Exercise: Find each line with the word "FIORENTINA" and copy it.

################

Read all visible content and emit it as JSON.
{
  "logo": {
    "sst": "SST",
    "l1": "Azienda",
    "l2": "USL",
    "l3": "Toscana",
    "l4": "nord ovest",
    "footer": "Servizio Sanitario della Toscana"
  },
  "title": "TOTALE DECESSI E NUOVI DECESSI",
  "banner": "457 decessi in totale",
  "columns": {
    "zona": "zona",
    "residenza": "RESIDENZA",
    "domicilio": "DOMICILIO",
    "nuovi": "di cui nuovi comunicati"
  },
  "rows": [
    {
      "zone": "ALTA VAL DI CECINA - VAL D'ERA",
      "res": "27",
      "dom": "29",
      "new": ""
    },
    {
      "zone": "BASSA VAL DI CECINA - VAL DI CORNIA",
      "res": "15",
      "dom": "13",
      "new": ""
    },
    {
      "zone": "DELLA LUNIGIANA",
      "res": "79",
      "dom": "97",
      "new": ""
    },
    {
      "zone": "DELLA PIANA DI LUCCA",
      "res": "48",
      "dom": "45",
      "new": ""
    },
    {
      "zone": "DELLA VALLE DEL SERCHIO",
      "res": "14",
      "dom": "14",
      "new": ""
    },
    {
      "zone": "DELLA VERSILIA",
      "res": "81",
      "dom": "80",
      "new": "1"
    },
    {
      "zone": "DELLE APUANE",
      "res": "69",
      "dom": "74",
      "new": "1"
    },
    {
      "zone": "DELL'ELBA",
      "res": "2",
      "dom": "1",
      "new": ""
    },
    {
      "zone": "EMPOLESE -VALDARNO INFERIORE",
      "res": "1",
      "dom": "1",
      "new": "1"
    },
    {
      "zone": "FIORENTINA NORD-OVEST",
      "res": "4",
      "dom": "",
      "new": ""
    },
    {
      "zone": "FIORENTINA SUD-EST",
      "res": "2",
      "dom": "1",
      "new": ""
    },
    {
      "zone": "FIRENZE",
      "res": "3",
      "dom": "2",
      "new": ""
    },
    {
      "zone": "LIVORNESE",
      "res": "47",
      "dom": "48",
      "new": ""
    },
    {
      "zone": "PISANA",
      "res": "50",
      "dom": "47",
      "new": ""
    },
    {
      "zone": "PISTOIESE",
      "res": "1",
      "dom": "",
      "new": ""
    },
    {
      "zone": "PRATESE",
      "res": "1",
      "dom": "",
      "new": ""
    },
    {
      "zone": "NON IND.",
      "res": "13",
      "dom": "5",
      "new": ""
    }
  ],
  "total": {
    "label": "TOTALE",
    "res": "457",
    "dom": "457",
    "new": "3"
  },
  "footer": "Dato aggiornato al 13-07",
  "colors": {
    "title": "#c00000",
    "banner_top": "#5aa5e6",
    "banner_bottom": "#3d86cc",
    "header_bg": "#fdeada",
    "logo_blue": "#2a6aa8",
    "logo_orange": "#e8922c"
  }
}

################

The response:
      "zone": "FIORENTINA NORD-OVEST",
      "zone": "FIORENTINA SUD-EST",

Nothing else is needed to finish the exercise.